The task
Using the records below, count the lines with "Noise" in them. Give the number only.

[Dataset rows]
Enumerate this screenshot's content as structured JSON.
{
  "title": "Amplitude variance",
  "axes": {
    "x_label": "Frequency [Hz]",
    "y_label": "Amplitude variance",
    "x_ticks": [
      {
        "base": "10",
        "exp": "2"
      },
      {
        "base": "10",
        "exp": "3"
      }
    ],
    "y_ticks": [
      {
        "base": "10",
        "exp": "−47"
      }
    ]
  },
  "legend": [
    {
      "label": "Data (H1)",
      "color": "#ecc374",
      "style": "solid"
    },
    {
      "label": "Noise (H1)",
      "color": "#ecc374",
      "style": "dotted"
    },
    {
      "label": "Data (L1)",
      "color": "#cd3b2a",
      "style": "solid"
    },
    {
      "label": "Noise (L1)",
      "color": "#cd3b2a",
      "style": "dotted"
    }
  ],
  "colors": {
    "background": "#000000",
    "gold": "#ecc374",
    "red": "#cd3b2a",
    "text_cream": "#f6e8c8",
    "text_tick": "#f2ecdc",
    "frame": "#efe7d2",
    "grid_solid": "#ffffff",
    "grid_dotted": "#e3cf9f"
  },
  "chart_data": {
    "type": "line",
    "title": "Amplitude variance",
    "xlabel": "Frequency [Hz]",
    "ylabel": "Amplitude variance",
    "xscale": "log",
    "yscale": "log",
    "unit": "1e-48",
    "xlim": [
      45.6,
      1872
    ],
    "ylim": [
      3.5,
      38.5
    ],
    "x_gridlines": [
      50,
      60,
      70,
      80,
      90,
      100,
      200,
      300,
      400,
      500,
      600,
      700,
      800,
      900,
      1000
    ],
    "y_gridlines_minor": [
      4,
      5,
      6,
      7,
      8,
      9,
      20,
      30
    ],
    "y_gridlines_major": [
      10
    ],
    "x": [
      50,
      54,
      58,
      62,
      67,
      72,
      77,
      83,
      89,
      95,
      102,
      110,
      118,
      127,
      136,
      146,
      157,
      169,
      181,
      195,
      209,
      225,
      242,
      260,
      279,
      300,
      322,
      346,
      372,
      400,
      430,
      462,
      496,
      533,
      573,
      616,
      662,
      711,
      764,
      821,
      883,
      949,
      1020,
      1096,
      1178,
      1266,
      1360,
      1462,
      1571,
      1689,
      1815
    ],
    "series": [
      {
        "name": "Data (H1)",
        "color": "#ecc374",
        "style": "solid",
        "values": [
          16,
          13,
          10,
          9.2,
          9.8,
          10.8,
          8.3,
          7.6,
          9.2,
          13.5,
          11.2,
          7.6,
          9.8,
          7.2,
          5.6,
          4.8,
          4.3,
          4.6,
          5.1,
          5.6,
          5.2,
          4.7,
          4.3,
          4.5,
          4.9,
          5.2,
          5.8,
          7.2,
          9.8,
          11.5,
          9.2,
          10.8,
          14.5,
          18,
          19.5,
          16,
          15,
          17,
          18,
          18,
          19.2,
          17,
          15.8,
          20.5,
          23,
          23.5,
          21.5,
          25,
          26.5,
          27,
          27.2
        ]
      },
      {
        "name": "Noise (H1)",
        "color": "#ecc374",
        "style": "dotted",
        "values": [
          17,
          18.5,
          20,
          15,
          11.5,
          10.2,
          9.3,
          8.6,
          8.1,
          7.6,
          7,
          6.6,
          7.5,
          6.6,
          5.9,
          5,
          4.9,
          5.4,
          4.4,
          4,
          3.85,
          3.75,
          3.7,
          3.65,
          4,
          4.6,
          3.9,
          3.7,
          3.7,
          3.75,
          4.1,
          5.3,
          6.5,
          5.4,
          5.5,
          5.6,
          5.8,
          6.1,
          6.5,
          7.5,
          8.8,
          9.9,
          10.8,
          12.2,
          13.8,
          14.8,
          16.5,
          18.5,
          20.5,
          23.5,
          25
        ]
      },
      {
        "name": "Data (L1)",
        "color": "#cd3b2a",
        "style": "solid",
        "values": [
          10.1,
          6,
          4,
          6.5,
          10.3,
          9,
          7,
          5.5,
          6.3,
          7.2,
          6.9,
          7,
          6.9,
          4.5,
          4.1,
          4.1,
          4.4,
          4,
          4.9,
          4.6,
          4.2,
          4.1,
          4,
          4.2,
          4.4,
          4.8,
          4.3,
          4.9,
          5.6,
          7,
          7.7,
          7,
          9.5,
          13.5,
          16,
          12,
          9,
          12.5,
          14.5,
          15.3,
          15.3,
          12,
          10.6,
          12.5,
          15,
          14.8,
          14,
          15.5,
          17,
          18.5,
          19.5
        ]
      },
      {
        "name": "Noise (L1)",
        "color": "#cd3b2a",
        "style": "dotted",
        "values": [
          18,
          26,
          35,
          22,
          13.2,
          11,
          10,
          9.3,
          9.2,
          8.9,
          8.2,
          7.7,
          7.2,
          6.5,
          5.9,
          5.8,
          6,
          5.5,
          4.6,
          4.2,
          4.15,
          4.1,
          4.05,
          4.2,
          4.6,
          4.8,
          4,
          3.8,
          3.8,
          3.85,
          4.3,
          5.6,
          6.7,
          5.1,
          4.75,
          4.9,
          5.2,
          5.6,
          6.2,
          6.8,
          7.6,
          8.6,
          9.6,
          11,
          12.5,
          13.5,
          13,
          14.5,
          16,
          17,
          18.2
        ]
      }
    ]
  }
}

Exercise response
4